Collected data entries:

--------------------------------------------------

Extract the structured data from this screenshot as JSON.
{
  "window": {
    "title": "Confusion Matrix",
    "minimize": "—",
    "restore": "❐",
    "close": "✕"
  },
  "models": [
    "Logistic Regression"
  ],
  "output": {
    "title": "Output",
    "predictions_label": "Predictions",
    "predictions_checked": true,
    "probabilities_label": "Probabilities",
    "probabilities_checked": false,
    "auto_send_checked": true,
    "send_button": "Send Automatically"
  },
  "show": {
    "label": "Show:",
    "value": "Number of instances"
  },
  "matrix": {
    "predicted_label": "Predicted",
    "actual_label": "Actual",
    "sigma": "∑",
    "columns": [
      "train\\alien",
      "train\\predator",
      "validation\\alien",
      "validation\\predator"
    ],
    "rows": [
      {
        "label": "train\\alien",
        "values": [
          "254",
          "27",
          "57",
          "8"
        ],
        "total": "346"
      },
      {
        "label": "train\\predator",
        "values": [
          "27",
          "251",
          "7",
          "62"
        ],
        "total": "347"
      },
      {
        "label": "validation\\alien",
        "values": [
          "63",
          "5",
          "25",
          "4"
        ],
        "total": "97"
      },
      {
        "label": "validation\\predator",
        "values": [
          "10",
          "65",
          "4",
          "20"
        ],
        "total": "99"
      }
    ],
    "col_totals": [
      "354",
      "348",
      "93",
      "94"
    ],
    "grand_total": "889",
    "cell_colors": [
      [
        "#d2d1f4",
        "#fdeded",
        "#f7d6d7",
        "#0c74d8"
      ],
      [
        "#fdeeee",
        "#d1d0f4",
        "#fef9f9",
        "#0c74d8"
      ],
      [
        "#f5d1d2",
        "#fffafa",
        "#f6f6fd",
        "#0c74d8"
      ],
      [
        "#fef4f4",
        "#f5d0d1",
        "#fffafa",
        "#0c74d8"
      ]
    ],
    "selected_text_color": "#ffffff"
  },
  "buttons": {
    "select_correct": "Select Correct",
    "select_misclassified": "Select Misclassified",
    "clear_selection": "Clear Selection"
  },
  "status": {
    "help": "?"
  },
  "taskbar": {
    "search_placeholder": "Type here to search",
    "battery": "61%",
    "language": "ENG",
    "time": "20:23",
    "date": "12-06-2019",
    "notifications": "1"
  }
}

--------------------------------------------------

TASK DIRECTIONS
Go through the records above and set each one down exactly, please.

RESPONSE TO THE TASK
Extract the structured data from this screenshot as JSON.
{
  "window": {
    "title": "Confusion Matrix",
    "minimize": "—",
    "restore": "❐",
    "close": "✕"
  },
  "models": [
    "Logistic Regression"
  ],
  "output": {
    "title": "Output",
    "predictions_label": "Predictions",
    "predictions_checked": true,
    "probabilities_label": "Probabilities",
    "probabilities_checked": false,
    "auto_send_checked": true,
    "send_button": "Send Automatically"
  },
  "show": {
    "label": "Show:",
    "value": "Number of instances"
  },
  "matrix": {
    "predicted_label": "Predicted",
    "actual_label": "Actual",
    "sigma": "∑",
    "columns": [
      "train\\alien",
      "train\\predator",
      "validation\\alien",
      "validation\\predator"
    ],
    "rows": [
      {
        "label": "train\\alien",
        "values": [
          "254",
          "27",
          "57",
          "8"
        ],
        "total": "346"
      },
      {
        "label": "train\\predator",
        "values": [
          "27",
          "251",
          "7",
          "62"
        ],
        "total": "347"
      },
      {
        "label": "validation\\alien",
        "values": [
          "63",
          "5",
          "25",
          "4"
        ],
        "total": "97"
      },
      {
        "label": "validation\\predator",
        "values": [
          "10",
          "65",
          "4",
          "20"
        ],
        "total": "99"
      }
    ],
    "col_totals": [
      "354",
      "348",
      "93",
      "94"
    ],
    "grand_total": "889",
    "cell_colors": [
      [
        "#d2d1f4",
        "#fdeded",
        "#f7d6d7",
        "#0c74d8"
      ],
      [
        "#fdeeee",
        "#d1d0f4",
        "#fef9f9",
        "#0c74d8"
      ],
      [
        "#f5d1d2",
        "#fffafa",
        "#f6f6fd",
        "#0c74d8"
      ],
      [
        "#fef4f4",
        "#f5d0d1",
        "#fffafa",
        "#0c74d8"
      ]
    ],
    "selected_text_color": "#ffffff"
  },
  "buttons": {
    "select_correct": "Select Correct",
    "select_misclassified": "Select Misclassified",
    "clear_selection": "Clear Selection"
  },
  "status": {
    "help": "?"
  },
  "taskbar": {
    "search_placeholder": "Type here to search",
    "battery": "61%",
    "language": "ENG",
    "time": "20:23",
    "date": "12-06-2019",
    "notifications": "1"
  }
}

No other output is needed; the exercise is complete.